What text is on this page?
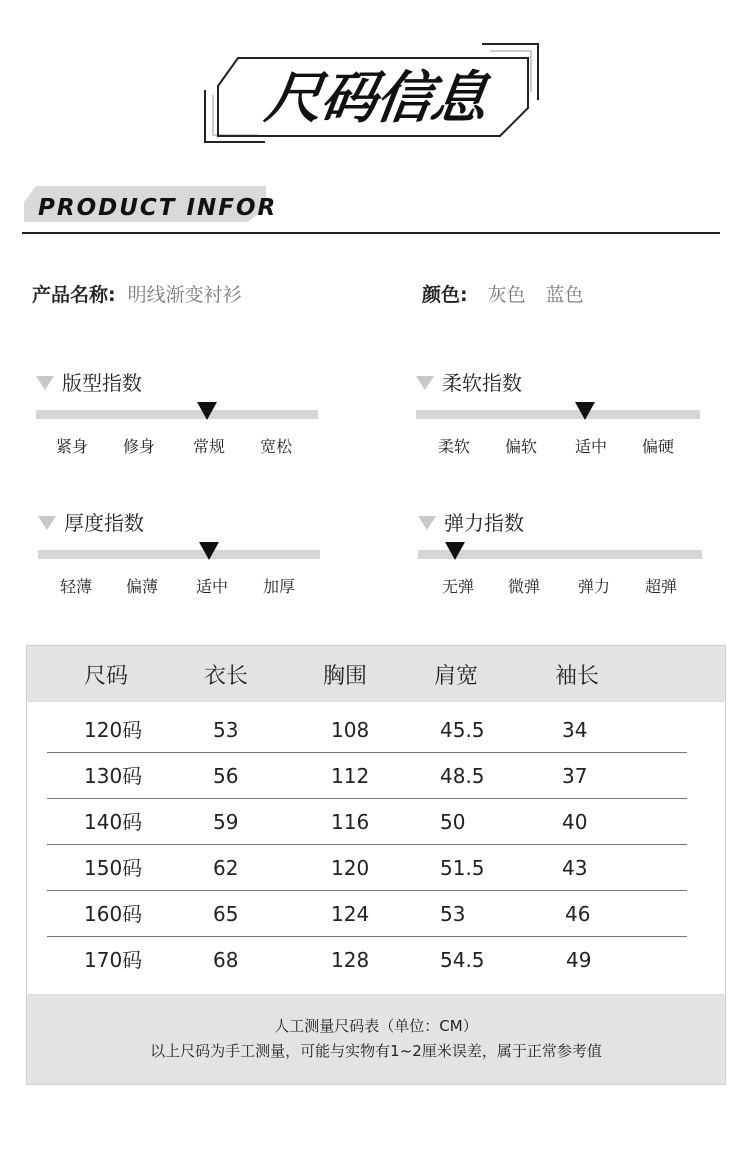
尺码信息
PRODUCT INFOR
产品名称: 明线渐变衬衫	颜色: 灰色 蓝色
版型指数
紧身 修身 常规 宽松
柔软指数
柔软 偏软 适中 偏硬
厚度指数
轻薄 偏薄 适中 加厚
弹力指数
无弹 微弹 弹力 超弹
尺码	衣长	胸围	肩宽	袖长
120码	53	108	45.5	34
130码	56	112	48.5	37
140码	59	116	50	40
150码	62	120	51.5	43
160码	65	124	53	46
170码	68	128	54.5	49
人工测量尺码表（单位：CM）
以上尺码为手工测量，可能与实物有1~2厘米误差，属于正常参考值
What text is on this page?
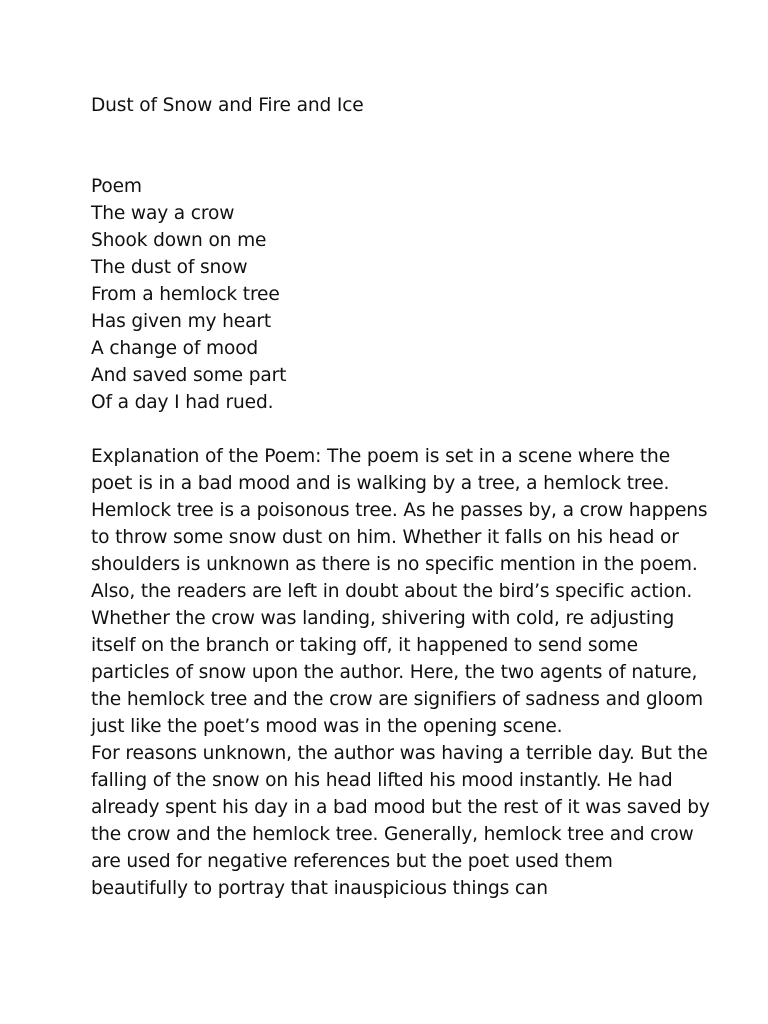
Dust of Snow and Fire and Ice
Poem
The way a crow
Shook down on me
The dust of snow
From a hemlock tree
Has given my heart
A change of mood
And saved some part
Of a day I had rued.

Explanation of the Poem: The poem is set in a scene where the poet is in a bad mood and is walking by a tree, a hemlock tree. Hemlock tree is a poisonous tree. As he passes by, a crow happens to throw some snow dust on him. Whether it falls on his head or shoulders is unknown as there is no specific mention in the poem. Also, the readers are left in doubt about the bird’s specific action. Whether the crow was landing, shivering with cold, re adjusting itself on the branch or taking off, it happened to send some particles of snow upon the author. Here, the two agents of nature, the hemlock tree and the crow are signifiers of sadness and gloom just like the poet’s mood was in the opening scene.

For reasons unknown, the author was having a terrible day. But the falling of the snow on his head lifted his mood instantly. He had already spent his day in a bad mood but the rest of it was saved by the crow and the hemlock tree. Generally, hemlock tree and crow are used for negative references but the poet used them beautifully to portray that inauspicious things can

════════════════

→ **TASK INSTRUCTIONS**: Take the listing above and restate it word for word, without its pictures.

→ **RIGHT ANSWER**:
What text is on this page?
尺码信息
PRODUCT INFOR
产品名称: 明线渐变衬衫	颜色: 灰色 蓝色
版型指数
紧身 修身 常规 宽松
柔软指数
柔软 偏软 适中 偏硬
厚度指数
轻薄 偏薄 适中 加厚
弹力指数
无弹 微弹 弹力 超弹
尺码	衣长	胸围	肩宽	袖长
120码	53	108	45.5	34
130码	56	112	48.5	37
140码	59	116	50	40
150码	62	120	51.5	43
160码	65	124	53	46
170码	68	128	54.5	49
人工测量尺码表（单位：CM）
以上尺码为手工测量，可能与实物有1~2厘米误差，属于正常参考值
What text is on this page?
Dust of Snow and Fire and Ice
Poem
The way a crow
Shook down on me
The dust of snow
From a hemlock tree
Has given my heart
A change of mood
And saved some part
Of a day I had rued.

Explanation of the Poem: The poem is set in a scene where the poet is in a bad mood and is walking by a tree, a hemlock tree. Hemlock tree is a poisonous tree. As he passes by, a crow happens to throw some snow dust on him. Whether it falls on his head or shoulders is unknown as there is no specific mention in the poem. Also, the readers are left in doubt about the bird’s specific action. Whether the crow was landing, shivering with cold, re adjusting itself on the branch or taking off, it happened to send some particles of snow upon the author. Here, the two agents of nature, the hemlock tree and the crow are signifiers of sadness and gloom just like the poet’s mood was in the opening scene.

For reasons unknown, the author was having a terrible day. But the falling of the snow on his head lifted his mood instantly. He had already spent his day in a bad mood but the rest of it was saved by the crow and the hemlock tree. Generally, hemlock tree and crow are used for negative references but the poet used them beautifully to portray that inauspicious things can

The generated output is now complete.